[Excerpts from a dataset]
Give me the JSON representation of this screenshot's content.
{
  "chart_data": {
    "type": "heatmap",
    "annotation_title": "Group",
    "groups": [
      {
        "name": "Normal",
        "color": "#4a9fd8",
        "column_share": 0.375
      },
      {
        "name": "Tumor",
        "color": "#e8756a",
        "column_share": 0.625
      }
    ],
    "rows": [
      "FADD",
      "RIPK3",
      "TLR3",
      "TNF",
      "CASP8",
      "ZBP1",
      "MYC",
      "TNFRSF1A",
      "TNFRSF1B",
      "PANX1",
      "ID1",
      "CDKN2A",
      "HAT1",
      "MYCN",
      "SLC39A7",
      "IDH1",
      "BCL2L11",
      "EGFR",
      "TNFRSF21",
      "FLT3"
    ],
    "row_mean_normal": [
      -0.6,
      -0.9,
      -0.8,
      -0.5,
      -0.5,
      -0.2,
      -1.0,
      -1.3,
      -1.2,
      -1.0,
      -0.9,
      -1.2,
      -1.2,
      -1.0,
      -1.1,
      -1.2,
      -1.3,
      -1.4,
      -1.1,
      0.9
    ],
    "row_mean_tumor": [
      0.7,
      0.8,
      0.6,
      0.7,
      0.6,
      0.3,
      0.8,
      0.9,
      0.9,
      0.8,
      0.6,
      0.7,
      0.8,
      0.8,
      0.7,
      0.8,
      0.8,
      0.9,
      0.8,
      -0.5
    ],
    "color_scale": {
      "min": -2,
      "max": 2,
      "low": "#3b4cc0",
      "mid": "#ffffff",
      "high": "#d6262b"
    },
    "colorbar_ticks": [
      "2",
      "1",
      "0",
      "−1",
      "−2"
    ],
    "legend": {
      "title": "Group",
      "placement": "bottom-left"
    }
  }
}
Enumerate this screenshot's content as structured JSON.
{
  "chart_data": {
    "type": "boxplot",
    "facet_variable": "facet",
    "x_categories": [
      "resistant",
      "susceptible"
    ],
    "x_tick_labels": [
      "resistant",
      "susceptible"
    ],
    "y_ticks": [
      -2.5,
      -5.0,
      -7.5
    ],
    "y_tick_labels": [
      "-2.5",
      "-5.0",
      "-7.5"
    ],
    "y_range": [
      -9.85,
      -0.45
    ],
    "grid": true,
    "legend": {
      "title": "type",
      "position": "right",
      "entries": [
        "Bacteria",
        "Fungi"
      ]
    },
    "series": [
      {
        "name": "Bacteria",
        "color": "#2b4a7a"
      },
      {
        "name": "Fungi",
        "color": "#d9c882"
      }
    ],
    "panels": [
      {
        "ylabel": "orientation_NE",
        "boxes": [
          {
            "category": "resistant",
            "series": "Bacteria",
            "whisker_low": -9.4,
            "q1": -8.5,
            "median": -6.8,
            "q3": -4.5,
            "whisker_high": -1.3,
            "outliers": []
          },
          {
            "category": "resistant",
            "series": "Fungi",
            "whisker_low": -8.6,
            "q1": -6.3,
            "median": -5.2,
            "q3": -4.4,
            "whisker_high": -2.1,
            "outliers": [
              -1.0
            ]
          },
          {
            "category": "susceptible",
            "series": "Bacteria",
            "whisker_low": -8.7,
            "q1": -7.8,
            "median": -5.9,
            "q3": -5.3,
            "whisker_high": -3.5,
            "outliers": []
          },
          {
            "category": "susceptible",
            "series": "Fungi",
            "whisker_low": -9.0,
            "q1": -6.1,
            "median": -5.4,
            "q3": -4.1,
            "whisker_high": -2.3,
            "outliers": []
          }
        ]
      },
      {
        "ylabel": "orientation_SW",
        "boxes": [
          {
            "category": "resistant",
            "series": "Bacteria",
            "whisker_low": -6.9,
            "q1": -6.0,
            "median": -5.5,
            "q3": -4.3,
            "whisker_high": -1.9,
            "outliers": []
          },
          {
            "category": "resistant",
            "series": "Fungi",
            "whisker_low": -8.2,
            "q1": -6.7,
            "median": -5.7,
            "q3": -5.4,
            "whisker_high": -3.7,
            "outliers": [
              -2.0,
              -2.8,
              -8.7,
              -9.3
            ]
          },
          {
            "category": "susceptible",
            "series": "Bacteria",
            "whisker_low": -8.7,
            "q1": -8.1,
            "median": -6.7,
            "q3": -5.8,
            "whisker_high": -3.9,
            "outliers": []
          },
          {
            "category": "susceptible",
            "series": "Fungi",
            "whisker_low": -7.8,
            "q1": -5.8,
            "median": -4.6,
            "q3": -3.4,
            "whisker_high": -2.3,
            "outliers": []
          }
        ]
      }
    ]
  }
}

* _Problem_
Looking through the records, copy out every line in which the word "JSON" is found.

* _Answer to the problem_
Give me the JSON representation of this screenshot's content.
Enumerate this screenshot's content as structured JSON.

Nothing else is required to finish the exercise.